WHAT YOU HAVE TO DO -
Please copy the data below line for line without changing anything, and leave the pictures out of your answer.

-- RECORDS FOR THIS EXERCISE start --

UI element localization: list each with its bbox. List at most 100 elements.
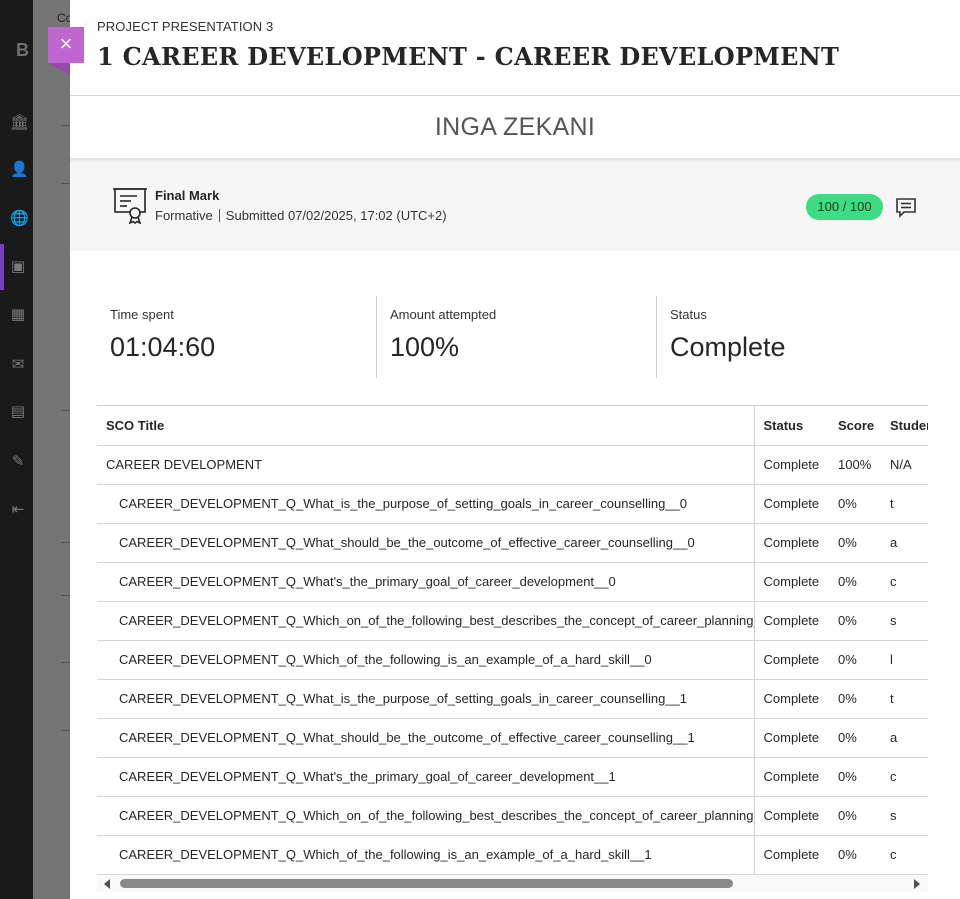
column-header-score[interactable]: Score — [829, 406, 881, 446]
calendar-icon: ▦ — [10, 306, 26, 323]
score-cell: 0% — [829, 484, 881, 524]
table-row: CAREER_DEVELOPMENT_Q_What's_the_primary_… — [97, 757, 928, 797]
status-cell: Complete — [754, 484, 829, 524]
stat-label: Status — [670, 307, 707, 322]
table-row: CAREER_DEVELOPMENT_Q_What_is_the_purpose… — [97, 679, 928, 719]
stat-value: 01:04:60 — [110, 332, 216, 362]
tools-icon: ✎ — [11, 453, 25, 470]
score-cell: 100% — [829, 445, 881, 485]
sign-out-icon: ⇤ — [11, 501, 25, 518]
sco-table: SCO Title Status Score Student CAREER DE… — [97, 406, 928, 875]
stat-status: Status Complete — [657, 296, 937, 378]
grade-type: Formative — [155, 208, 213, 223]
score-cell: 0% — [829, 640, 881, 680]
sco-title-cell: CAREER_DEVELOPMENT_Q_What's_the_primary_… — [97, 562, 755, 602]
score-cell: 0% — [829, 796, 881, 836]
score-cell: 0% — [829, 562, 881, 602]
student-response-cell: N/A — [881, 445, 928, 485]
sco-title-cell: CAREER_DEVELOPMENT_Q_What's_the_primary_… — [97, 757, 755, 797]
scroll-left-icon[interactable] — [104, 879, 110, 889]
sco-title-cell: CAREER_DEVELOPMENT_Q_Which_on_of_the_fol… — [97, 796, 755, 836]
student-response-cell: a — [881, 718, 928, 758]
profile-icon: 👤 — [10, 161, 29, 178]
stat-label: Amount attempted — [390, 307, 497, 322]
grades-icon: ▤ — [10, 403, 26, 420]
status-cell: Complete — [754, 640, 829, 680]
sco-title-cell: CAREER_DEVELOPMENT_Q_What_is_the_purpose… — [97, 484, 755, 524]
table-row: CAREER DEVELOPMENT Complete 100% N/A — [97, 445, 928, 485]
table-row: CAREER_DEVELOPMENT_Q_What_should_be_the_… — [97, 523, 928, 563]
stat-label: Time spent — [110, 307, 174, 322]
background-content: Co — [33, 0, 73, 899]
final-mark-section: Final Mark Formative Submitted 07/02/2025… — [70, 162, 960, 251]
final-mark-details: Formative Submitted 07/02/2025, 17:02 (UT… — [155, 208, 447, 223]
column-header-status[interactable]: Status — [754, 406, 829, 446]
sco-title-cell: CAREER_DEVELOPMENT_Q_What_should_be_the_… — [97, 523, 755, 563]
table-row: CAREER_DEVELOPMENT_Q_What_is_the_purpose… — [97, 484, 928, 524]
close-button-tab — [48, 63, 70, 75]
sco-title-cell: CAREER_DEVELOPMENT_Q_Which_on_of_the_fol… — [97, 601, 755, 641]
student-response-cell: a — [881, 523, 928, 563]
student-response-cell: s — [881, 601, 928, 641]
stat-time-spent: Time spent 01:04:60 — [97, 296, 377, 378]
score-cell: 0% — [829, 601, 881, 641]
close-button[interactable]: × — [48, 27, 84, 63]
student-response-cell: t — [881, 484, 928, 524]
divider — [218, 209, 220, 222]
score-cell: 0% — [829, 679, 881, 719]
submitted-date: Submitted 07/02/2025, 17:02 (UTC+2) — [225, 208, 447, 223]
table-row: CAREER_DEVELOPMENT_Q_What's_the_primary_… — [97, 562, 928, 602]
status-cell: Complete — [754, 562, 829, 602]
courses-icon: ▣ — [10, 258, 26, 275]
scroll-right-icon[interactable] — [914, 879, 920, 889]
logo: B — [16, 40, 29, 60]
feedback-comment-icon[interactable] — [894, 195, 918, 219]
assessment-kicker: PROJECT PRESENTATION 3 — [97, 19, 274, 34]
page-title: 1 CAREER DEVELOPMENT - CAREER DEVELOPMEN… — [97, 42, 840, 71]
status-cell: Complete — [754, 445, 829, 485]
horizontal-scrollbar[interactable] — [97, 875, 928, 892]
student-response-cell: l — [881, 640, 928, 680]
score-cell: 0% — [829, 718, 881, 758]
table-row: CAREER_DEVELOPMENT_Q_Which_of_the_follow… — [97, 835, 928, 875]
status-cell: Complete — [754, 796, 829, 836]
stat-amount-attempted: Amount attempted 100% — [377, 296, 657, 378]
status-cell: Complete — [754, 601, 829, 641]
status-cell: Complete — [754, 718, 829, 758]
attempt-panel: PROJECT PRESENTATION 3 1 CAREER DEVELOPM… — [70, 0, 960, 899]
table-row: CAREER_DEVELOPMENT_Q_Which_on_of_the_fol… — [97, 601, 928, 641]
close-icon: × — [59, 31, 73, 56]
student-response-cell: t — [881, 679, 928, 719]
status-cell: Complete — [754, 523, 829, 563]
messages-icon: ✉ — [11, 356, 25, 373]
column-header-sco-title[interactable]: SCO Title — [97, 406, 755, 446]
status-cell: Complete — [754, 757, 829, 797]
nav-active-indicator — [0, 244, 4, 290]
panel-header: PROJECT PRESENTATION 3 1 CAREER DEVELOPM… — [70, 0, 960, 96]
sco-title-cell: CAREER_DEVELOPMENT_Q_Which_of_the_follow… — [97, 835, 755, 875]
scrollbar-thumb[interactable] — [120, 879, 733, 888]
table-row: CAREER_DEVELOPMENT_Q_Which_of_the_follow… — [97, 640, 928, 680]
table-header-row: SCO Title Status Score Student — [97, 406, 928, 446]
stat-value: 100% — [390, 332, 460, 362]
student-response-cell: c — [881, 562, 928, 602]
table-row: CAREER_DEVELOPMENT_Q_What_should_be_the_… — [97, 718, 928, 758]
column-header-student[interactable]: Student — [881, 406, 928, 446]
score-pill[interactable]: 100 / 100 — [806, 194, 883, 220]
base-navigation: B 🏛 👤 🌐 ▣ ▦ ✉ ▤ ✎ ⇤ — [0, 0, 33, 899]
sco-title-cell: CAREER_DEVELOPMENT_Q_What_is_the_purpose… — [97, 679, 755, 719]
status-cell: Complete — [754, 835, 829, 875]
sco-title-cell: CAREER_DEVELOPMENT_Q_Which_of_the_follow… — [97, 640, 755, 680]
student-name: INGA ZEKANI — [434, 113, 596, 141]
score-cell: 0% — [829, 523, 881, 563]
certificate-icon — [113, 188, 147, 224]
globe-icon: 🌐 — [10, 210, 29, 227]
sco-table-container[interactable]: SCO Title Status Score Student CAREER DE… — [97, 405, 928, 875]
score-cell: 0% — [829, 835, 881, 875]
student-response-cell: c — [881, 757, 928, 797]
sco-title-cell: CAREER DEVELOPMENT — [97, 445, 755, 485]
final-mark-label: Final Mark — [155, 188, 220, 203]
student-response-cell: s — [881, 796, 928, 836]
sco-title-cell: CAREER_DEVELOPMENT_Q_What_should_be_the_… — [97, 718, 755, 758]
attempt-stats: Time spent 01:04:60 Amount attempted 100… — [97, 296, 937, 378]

-- RECORDS FOR THIS EXERCISE end --

SOLUTION FOR THIS TASK -
UI element localization: list each with its bbox. List at most 100 elements.
column-header-score[interactable]: Score — [829, 406, 881, 446]
calendar-icon: ▦ — [10, 306, 26, 323]
score-cell: 0% — [829, 484, 881, 524]
table-row: CAREER_DEVELOPMENT_Q_What's_the_primary_… — [97, 757, 928, 797]
status-cell: Complete — [754, 484, 829, 524]
stat-label: Status — [670, 307, 707, 322]
table-row: CAREER_DEVELOPMENT_Q_What_is_the_purpose… — [97, 679, 928, 719]
stat-value: 01:04:60 — [110, 332, 216, 362]
tools-icon: ✎ — [11, 453, 25, 470]
score-cell: 100% — [829, 445, 881, 485]
sign-out-icon: ⇤ — [11, 501, 25, 518]
sco-table: SCO Title Status Score Student CAREER DE… — [97, 406, 928, 875]
stat-status: Status Complete — [657, 296, 937, 378]
grade-type: Formative — [155, 208, 213, 223]
score-cell: 0% — [829, 640, 881, 680]
sco-title-cell: CAREER_DEVELOPMENT_Q_What's_the_primary_… — [97, 562, 755, 602]
score-cell: 0% — [829, 796, 881, 836]
score-cell: 0% — [829, 562, 881, 602]
student-response-cell: N/A — [881, 445, 928, 485]
sco-title-cell: CAREER_DEVELOPMENT_Q_What's_the_primary_… — [97, 757, 755, 797]
scroll-left-icon[interactable] — [104, 879, 110, 889]
sco-title-cell: CAREER_DEVELOPMENT_Q_Which_on_of_the_fol… — [97, 796, 755, 836]
student-response-cell: a — [881, 718, 928, 758]
profile-icon: 👤 — [10, 161, 29, 178]
stat-label: Amount attempted — [390, 307, 497, 322]
grades-icon: ▤ — [10, 403, 26, 420]
status-cell: Complete — [754, 640, 829, 680]
sco-title-cell: CAREER_DEVELOPMENT_Q_What_is_the_purpose… — [97, 484, 755, 524]
table-row: CAREER DEVELOPMENT Complete 100% N/A — [97, 445, 928, 485]
table-row: CAREER_DEVELOPMENT_Q_What_should_be_the_… — [97, 523, 928, 563]
stat-label: Time spent — [110, 307, 174, 322]
background-content: Co — [33, 0, 73, 899]
final-mark-section: Final Mark Formative Submitted 07/02/2025… — [70, 162, 960, 251]
final-mark-details: Formative Submitted 07/02/2025, 17:02 (UT… — [155, 208, 447, 223]
column-header-status[interactable]: Status — [754, 406, 829, 446]
sco-title-cell: CAREER_DEVELOPMENT_Q_What_should_be_the_… — [97, 523, 755, 563]
table-row: CAREER_DEVELOPMENT_Q_What_is_the_purpose… — [97, 484, 928, 524]
close-button-tab — [48, 63, 70, 75]
sco-title-cell: CAREER_DEVELOPMENT_Q_Which_on_of_the_fol… — [97, 601, 755, 641]
student-response-cell: a — [881, 523, 928, 563]
student-response-cell: s — [881, 601, 928, 641]
stat-time-spent: Time spent 01:04:60 — [97, 296, 377, 378]
score-cell: 0% — [829, 601, 881, 641]
close-button[interactable]: × — [48, 27, 84, 63]
student-response-cell: t — [881, 484, 928, 524]
divider — [218, 209, 220, 222]
score-cell: 0% — [829, 679, 881, 719]
submitted-date: Submitted 07/02/2025, 17:02 (UTC+2) — [225, 208, 447, 223]
table-row: CAREER_DEVELOPMENT_Q_What's_the_primary_… — [97, 562, 928, 602]
status-cell: Complete — [754, 562, 829, 602]
courses-icon: ▣ — [10, 258, 26, 275]
scroll-right-icon[interactable] — [914, 879, 920, 889]
logo: B — [16, 40, 29, 60]
feedback-comment-icon[interactable] — [894, 195, 918, 219]
assessment-kicker: PROJECT PRESENTATION 3 — [97, 19, 274, 34]
page-title: 1 CAREER DEVELOPMENT - CAREER DEVELOPMEN… — [97, 42, 840, 71]
status-cell: Complete — [754, 445, 829, 485]
horizontal-scrollbar[interactable] — [97, 875, 928, 892]
student-response-cell: l — [881, 640, 928, 680]
score-cell: 0% — [829, 718, 881, 758]
table-row: CAREER_DEVELOPMENT_Q_Which_of_the_follow… — [97, 835, 928, 875]
status-cell: Complete — [754, 796, 829, 836]
stat-amount-attempted: Amount attempted 100% — [377, 296, 657, 378]
status-cell: Complete — [754, 601, 829, 641]
status-cell: Complete — [754, 718, 829, 758]
attempt-panel: PROJECT PRESENTATION 3 1 CAREER DEVELOPM… — [70, 0, 960, 899]
table-row: CAREER_DEVELOPMENT_Q_Which_on_of_the_fol… — [97, 601, 928, 641]
close-icon: × — [59, 31, 73, 56]
student-response-cell: t — [881, 679, 928, 719]
status-cell: Complete — [754, 523, 829, 563]
messages-icon: ✉ — [11, 356, 25, 373]
column-header-sco-title[interactable]: SCO Title — [97, 406, 755, 446]
status-cell: Complete — [754, 757, 829, 797]
nav-active-indicator — [0, 244, 4, 290]
panel-header: PROJECT PRESENTATION 3 1 CAREER DEVELOPM… — [70, 0, 960, 96]
sco-title-cell: CAREER_DEVELOPMENT_Q_Which_of_the_follow… — [97, 835, 755, 875]
scrollbar-thumb[interactable] — [120, 879, 733, 888]
table-row: CAREER_DEVELOPMENT_Q_Which_of_the_follow… — [97, 640, 928, 680]
table-header-row: SCO Title Status Score Student — [97, 406, 928, 446]
stat-value: 100% — [390, 332, 460, 362]
student-response-cell: c — [881, 562, 928, 602]
table-row: CAREER_DEVELOPMENT_Q_What_should_be_the_… — [97, 718, 928, 758]
column-header-student[interactable]: Student — [881, 406, 928, 446]
score-pill[interactable]: 100 / 100 — [806, 194, 883, 220]
base-navigation: B 🏛 👤 🌐 ▣ ▦ ✉ ▤ ✎ ⇤ — [0, 0, 33, 899]
sco-title-cell: CAREER_DEVELOPMENT_Q_What_is_the_purpose… — [97, 679, 755, 719]
status-cell: Complete — [754, 835, 829, 875]
sco-title-cell: CAREER_DEVELOPMENT_Q_Which_of_the_follow… — [97, 640, 755, 680]
student-name: INGA ZEKANI — [434, 113, 596, 141]
score-cell: 0% — [829, 523, 881, 563]
certificate-icon — [113, 188, 147, 224]
globe-icon: 🌐 — [10, 210, 29, 227]
sco-table-container[interactable]: SCO Title Status Score Student CAREER DE… — [97, 405, 928, 875]
score-cell: 0% — [829, 835, 881, 875]
student-response-cell: c — [881, 757, 928, 797]
sco-title-cell: CAREER DEVELOPMENT — [97, 445, 755, 485]
final-mark-label: Final Mark — [155, 188, 220, 203]
student-response-cell: s — [881, 796, 928, 836]
sco-title-cell: CAREER_DEVELOPMENT_Q_What_should_be_the_… — [97, 718, 755, 758]
attempt-stats: Time spent 01:04:60 Amount attempted 100… — [97, 296, 937, 378]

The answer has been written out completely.